Your task is to repeat the entries underneath exactly, minus the pictures.

### DATA TO PROCESS
══════

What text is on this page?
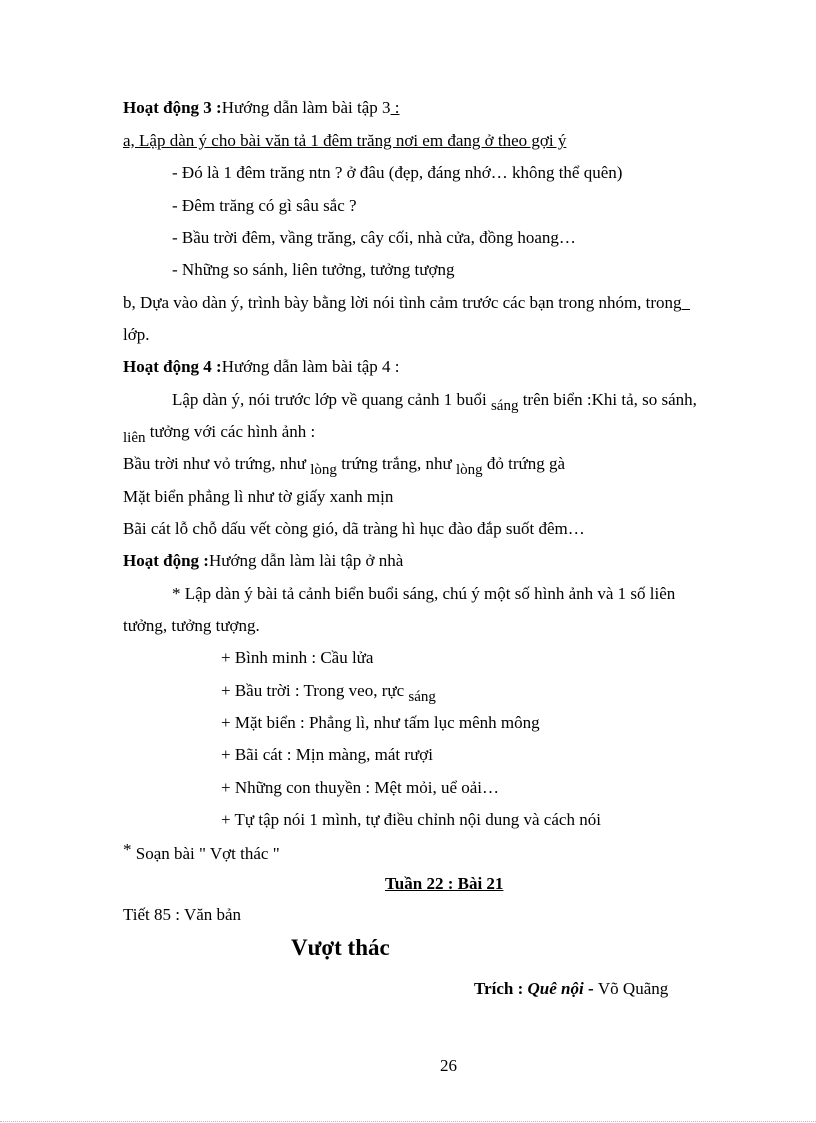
Hoạt động 3 :Hướng dẫn làm bài tập 3 :
a, Lập dàn ý cho bài văn tả 1 đêm trăng nơi em đang ở theo gợi ý
- Đó là 1 đêm trăng ntn ? ở đâu (đẹp, đáng nhớ… không thể quên)
- Đêm trăng có gì sâu sắc ?
- Bầu trời đêm, vầng trăng, cây cối, nhà cửa, đồng hoang…
- Những so sánh, liên tưởng, tưởng tượng
b, Dựa vào dàn ý, trình bày bằng lời nói tình cảm trước các bạn trong nhóm, trong
lớp.
Hoạt động 4 :Hướng dẫn làm bài tập 4 :
Lập dàn ý, nói trước lớp về quang cảnh 1 buổi sáng trên biển :Khi tả, so sánh,
liên tưởng với các hình ảnh :
Bầu trời như vỏ trứng, như lòng trứng trắng, như lòng đỏ trứng gà
Mặt biển phẳng lì như tờ giấy xanh mịn
Bãi cát lỗ chỗ dấu vết còng gió, dã tràng hì hục đào đắp suốt đêm…
Hoạt động :Hướng dẫn làm lài tập ở nhà
* Lập dàn ý bài tả cảnh biển buổi sáng, chú ý một số hình ảnh và 1 số liên
tưởng, tưởng tượng.
+ Bình minh : Cầu lửa
+ Bầu trời : Trong veo, rực sáng
+ Mặt biển : Phẳng lì, như tấm lục mênh mông
+ Bãi cát : Mịn màng, mát rượi
+ Những con thuyền : Mệt mỏi, uể oải…
+ Tự tập nói 1 mình, tự điều chỉnh nội dung và cách nói
* Soạn bài " Vợt thác "
Tuần 22 : Bài 21
Tiết 85 : Văn bản
Vượt thác
Trích : Quê nội - Võ Quãng
26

══════

### SOLVED PROBLEM
What text is on this page?
Hoạt động 3 :Hướng dẫn làm bài tập 3 :
a, Lập dàn ý cho bài văn tả 1 đêm trăng nơi em đang ở theo gợi ý
- Đó là 1 đêm trăng ntn ? ở đâu (đẹp, đáng nhớ… không thể quên)
- Đêm trăng có gì sâu sắc ?
- Bầu trời đêm, vầng trăng, cây cối, nhà cửa, đồng hoang…
- Những so sánh, liên tưởng, tưởng tượng
b, Dựa vào dàn ý, trình bày bằng lời nói tình cảm trước các bạn trong nhóm, trong
lớp.
Hoạt động 4 :Hướng dẫn làm bài tập 4 :
Lập dàn ý, nói trước lớp về quang cảnh 1 buổi sáng trên biển :Khi tả, so sánh,
liên tưởng với các hình ảnh :
Bầu trời như vỏ trứng, như lòng trứng trắng, như lòng đỏ trứng gà
Mặt biển phẳng lì như tờ giấy xanh mịn
Bãi cát lỗ chỗ dấu vết còng gió, dã tràng hì hục đào đắp suốt đêm…
Hoạt động :Hướng dẫn làm lài tập ở nhà
* Lập dàn ý bài tả cảnh biển buổi sáng, chú ý một số hình ảnh và 1 số liên
tưởng, tưởng tượng.
+ Bình minh : Cầu lửa
+ Bầu trời : Trong veo, rực sáng
+ Mặt biển : Phẳng lì, như tấm lục mênh mông
+ Bãi cát : Mịn màng, mát rượi
+ Những con thuyền : Mệt mỏi, uể oải…
+ Tự tập nói 1 mình, tự điều chỉnh nội dung và cách nói
* Soạn bài " Vợt thác "
Tuần 22 : Bài 21
Tiết 85 : Văn bản
Vượt thác
Trích : Quê nội - Võ Quãng
26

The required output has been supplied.